• TASK TO COMPLETE: Reproduce every line of the listing below without any changes, leaving out the pictures.

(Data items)
..............................
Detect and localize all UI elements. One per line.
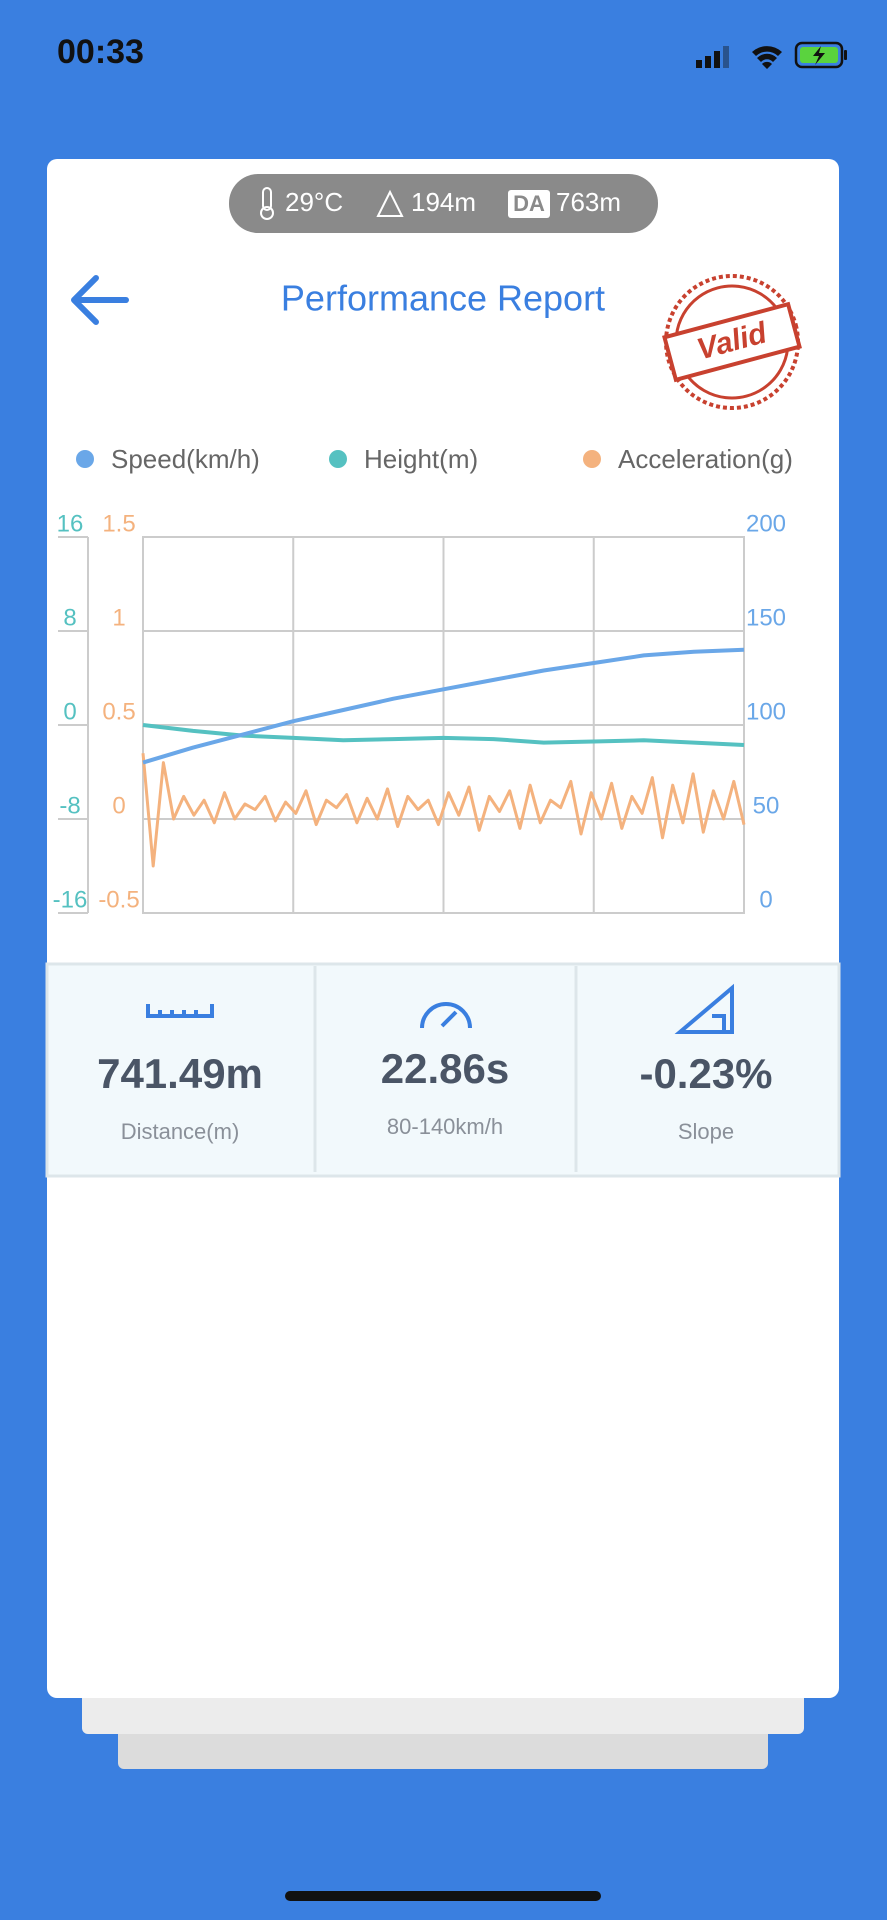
stat-label: Distance(m) bbox=[121, 1119, 240, 1144]
y2-tick-label: 0 bbox=[759, 886, 772, 913]
temperature: 29°C bbox=[285, 187, 343, 217]
stats-panel bbox=[45, 962, 841, 1178]
valid-stamp: Valid bbox=[662, 274, 802, 410]
y-tick-label: 16 bbox=[57, 510, 84, 537]
y3-tick-label: 0 bbox=[112, 792, 125, 819]
stat-value: 741.49m bbox=[97, 1050, 263, 1097]
y3-tick-label: 1.5 bbox=[102, 510, 135, 537]
y2-tick-label: 150 bbox=[746, 604, 786, 631]
series-line bbox=[142, 647, 745, 765]
density-altitude: 763m bbox=[556, 187, 621, 217]
y2-tick-label: 50 bbox=[753, 792, 780, 819]
da-badge bbox=[508, 190, 550, 218]
y2-tick-label: 100 bbox=[746, 698, 786, 725]
legend-marker bbox=[329, 450, 347, 468]
back-button[interactable] bbox=[71, 275, 129, 325]
status-icons bbox=[696, 41, 847, 69]
legend-label: Acceleration(g) bbox=[618, 444, 793, 474]
stat-value: -0.23% bbox=[639, 1050, 772, 1097]
y2-tick-label: 200 bbox=[746, 510, 786, 537]
chart: Speed(km/h) Height(m) Acceleration(g) -16 -8… bbox=[53, 444, 793, 914]
title: Performance Report bbox=[281, 278, 605, 319]
stat-icons bbox=[146, 983, 734, 1034]
stat-label: Slope bbox=[678, 1119, 734, 1144]
legend-label: Speed(km/h) bbox=[111, 444, 260, 474]
legend-marker bbox=[583, 450, 601, 468]
y-tick-label: 0 bbox=[63, 698, 76, 725]
y3-tick-label: 1 bbox=[112, 604, 125, 631]
legend-label: Height(m) bbox=[364, 444, 478, 474]
stat-label: 80-140km/h bbox=[387, 1114, 503, 1139]
y-tick-label: -16 bbox=[53, 886, 88, 913]
legend-marker bbox=[76, 450, 94, 468]
home-indicator bbox=[285, 1891, 601, 1901]
condition-icons bbox=[260, 187, 404, 220]
card bbox=[47, 159, 839, 1698]
series-line bbox=[141, 753, 746, 868]
y-tick-label: -8 bbox=[59, 792, 80, 819]
da-label: DA bbox=[513, 191, 545, 216]
conditions-pill bbox=[229, 174, 658, 233]
stat-value: 22.86s bbox=[381, 1045, 509, 1092]
y3-tick-label: 0.5 bbox=[102, 698, 135, 725]
status-time: 00:33 bbox=[57, 33, 144, 71]
y-tick-label: 8 bbox=[63, 604, 76, 631]
y3-tick-label: -0.5 bbox=[98, 886, 139, 913]
altitude: 194m bbox=[411, 187, 476, 217]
..............................
• CORRECT RESULT:
Detect and localize all UI elements. One per line.
stat-label: Distance(m) bbox=[121, 1119, 240, 1144]
y2-tick-label: 0 bbox=[759, 886, 772, 913]
temperature: 29°C bbox=[285, 187, 343, 217]
stats-panel bbox=[45, 962, 841, 1178]
valid-stamp: Valid bbox=[662, 274, 802, 410]
y-tick-label: 16 bbox=[57, 510, 84, 537]
y3-tick-label: 0 bbox=[112, 792, 125, 819]
stat-value: 741.49m bbox=[97, 1050, 263, 1097]
y3-tick-label: 1.5 bbox=[102, 510, 135, 537]
y2-tick-label: 150 bbox=[746, 604, 786, 631]
series-line bbox=[142, 647, 745, 765]
density-altitude: 763m bbox=[556, 187, 621, 217]
y2-tick-label: 50 bbox=[753, 792, 780, 819]
da-badge bbox=[508, 190, 550, 218]
y2-tick-label: 100 bbox=[746, 698, 786, 725]
legend-marker bbox=[329, 450, 347, 468]
back-button[interactable] bbox=[71, 275, 129, 325]
status-icons bbox=[696, 41, 847, 69]
legend-label: Acceleration(g) bbox=[618, 444, 793, 474]
stat-value: -0.23% bbox=[639, 1050, 772, 1097]
y2-tick-label: 200 bbox=[746, 510, 786, 537]
chart: Speed(km/h) Height(m) Acceleration(g) -16 -8… bbox=[53, 444, 793, 914]
title: Performance Report bbox=[281, 278, 605, 319]
stat-icons bbox=[146, 983, 734, 1034]
stat-label: Slope bbox=[678, 1119, 734, 1144]
legend-label: Speed(km/h) bbox=[111, 444, 260, 474]
legend-marker bbox=[583, 450, 601, 468]
y-tick-label: 0 bbox=[63, 698, 76, 725]
y3-tick-label: 1 bbox=[112, 604, 125, 631]
legend-label: Height(m) bbox=[364, 444, 478, 474]
stat-label: 80-140km/h bbox=[387, 1114, 503, 1139]
y-tick-label: -16 bbox=[53, 886, 88, 913]
legend-marker bbox=[76, 450, 94, 468]
home-indicator bbox=[285, 1891, 601, 1901]
condition-icons bbox=[260, 187, 404, 220]
card bbox=[47, 159, 839, 1698]
series-line bbox=[141, 753, 746, 868]
y-tick-label: -8 bbox=[59, 792, 80, 819]
da-label: DA bbox=[513, 191, 545, 216]
conditions-pill bbox=[229, 174, 658, 233]
stat-value: 22.86s bbox=[381, 1045, 509, 1092]
y3-tick-label: 0.5 bbox=[102, 698, 135, 725]
status-time: 00:33 bbox=[57, 33, 144, 71]
y-tick-label: 8 bbox=[63, 604, 76, 631]
y3-tick-label: -0.5 bbox=[98, 886, 139, 913]
altitude: 194m bbox=[411, 187, 476, 217]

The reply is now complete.